## EXCERPTED DATA
* * * *

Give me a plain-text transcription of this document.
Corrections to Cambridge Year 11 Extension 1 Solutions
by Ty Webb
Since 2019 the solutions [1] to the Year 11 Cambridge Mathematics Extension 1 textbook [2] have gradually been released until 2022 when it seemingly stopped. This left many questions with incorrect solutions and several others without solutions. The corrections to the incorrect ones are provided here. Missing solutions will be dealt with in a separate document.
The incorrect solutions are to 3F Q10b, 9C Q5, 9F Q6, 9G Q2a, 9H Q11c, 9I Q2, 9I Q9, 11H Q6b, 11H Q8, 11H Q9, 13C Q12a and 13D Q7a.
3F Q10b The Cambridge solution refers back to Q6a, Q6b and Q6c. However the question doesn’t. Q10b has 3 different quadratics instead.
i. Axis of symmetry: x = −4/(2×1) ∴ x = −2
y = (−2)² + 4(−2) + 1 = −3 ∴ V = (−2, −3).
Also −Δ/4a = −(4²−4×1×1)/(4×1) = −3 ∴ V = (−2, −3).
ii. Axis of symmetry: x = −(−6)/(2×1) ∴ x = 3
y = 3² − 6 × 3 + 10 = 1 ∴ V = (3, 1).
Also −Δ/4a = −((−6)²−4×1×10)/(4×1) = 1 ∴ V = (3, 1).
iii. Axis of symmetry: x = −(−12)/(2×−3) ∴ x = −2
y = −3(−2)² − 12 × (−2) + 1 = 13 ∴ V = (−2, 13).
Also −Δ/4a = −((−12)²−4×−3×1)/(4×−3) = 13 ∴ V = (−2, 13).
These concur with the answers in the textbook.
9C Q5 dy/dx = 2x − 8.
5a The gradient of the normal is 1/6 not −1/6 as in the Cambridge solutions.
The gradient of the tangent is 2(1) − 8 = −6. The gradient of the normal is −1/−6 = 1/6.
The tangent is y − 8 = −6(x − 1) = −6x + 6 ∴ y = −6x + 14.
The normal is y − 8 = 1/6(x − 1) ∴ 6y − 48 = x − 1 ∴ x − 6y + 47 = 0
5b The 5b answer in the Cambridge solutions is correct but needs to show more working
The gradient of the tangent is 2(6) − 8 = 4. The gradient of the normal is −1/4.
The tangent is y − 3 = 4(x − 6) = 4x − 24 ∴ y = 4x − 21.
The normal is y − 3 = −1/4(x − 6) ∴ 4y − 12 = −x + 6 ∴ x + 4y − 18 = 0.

* * * *

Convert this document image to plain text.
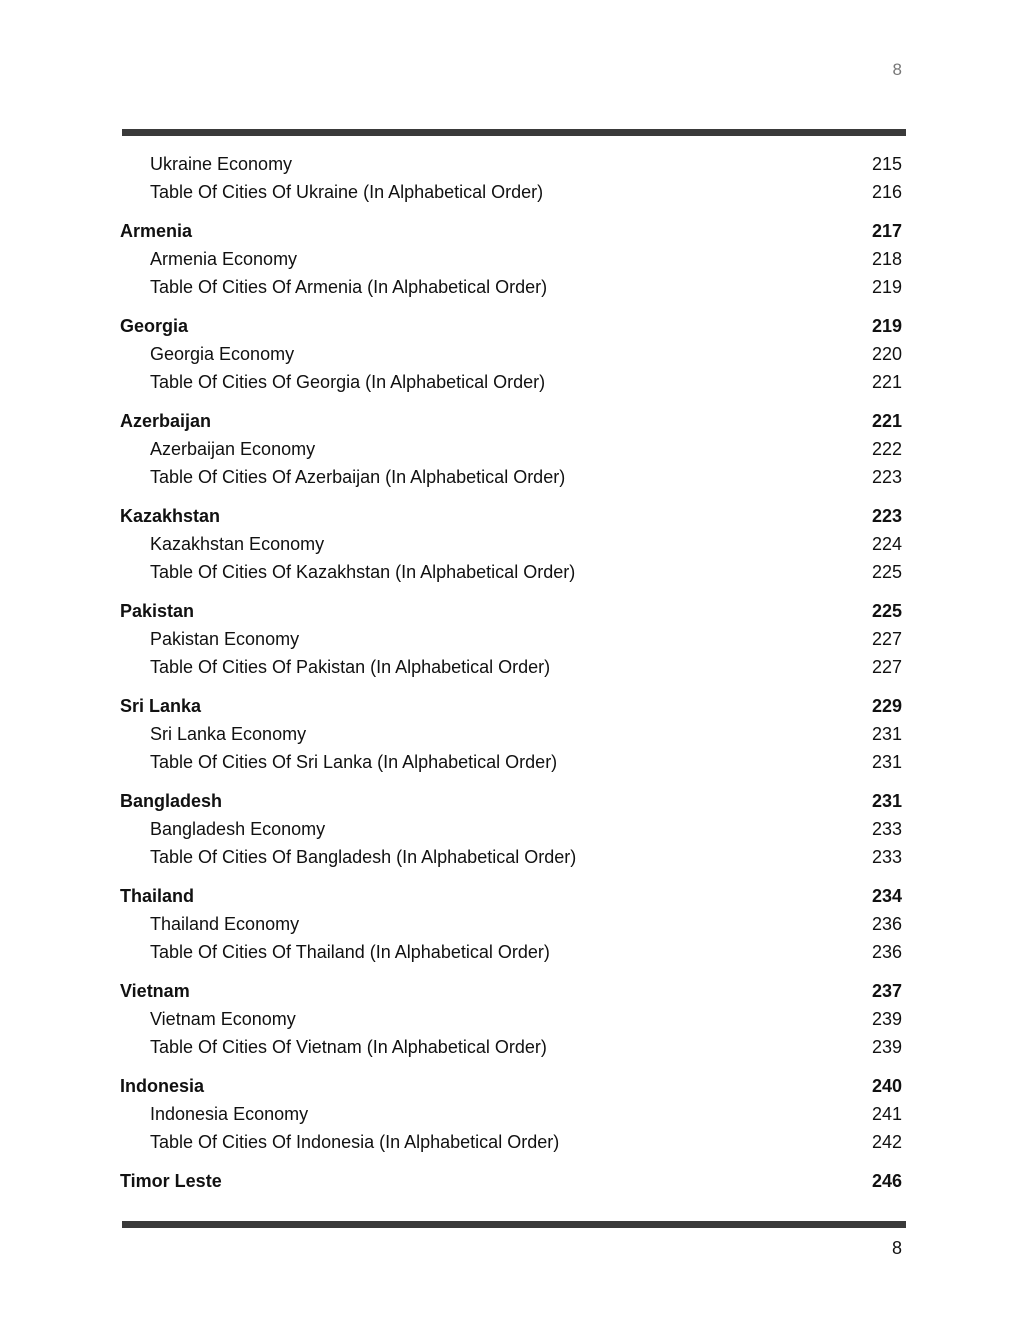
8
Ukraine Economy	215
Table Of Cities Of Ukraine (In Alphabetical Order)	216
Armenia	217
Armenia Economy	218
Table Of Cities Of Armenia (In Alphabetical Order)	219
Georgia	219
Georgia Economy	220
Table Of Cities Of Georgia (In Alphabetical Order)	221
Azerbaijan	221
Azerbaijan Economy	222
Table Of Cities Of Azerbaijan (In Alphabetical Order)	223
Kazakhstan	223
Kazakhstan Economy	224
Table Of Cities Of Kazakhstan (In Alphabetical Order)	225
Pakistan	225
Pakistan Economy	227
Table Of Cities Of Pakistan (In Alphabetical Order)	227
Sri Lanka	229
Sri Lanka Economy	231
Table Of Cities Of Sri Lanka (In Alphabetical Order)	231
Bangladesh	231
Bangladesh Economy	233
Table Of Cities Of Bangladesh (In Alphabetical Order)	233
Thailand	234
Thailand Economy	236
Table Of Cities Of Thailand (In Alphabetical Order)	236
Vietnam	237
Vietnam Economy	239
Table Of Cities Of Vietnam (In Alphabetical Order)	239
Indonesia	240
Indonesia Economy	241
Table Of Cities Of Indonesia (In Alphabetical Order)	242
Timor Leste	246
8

* * * *

## STATED PROBLEM
Filter the listing for the word "incorrect" and copy every line that holds it.

## EXERCISE RESPONSE
Since 2019 the solutions [1] to the Year 11 Cambridge Mathematics Extension 1 textbook [2] have gradually been released until 2022 when it seemingly stopped. This left many questions with incorrect solutions and several others without solutions. The corrections to the incorrect ones are provided here. Missing solutions will be dealt with in a separate document.
The incorrect solutions are to 3F Q10b, 9C Q5, 9F Q6, 9G Q2a, 9H Q11c, 9I Q2, 9I Q9, 11H Q6b, 11H Q8, 11H Q9, 13C Q12a and 13D Q7a.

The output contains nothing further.